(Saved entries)
════════════════

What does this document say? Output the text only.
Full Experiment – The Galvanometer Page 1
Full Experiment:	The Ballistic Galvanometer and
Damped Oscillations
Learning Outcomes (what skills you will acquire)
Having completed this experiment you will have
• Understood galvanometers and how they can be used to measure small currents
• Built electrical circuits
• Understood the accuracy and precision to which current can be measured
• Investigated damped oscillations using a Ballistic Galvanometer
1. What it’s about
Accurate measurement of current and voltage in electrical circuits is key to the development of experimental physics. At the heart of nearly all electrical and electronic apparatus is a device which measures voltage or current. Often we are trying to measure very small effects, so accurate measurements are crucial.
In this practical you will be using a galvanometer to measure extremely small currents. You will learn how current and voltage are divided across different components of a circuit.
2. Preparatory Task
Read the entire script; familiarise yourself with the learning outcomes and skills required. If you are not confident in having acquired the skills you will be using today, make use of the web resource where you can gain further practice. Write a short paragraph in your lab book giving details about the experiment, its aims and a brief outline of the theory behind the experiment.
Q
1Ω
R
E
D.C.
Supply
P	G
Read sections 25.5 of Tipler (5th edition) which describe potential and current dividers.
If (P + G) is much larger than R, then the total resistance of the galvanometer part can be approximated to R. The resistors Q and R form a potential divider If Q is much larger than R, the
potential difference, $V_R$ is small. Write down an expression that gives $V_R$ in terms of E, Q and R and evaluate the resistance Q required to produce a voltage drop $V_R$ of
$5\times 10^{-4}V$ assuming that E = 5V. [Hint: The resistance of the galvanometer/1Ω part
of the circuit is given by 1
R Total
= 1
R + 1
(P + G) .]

════════════════

Look back over the material above and state how many lines hold the word "will". Write the number and nothing else.

RESULT FOR THIS EXERCISE ->
4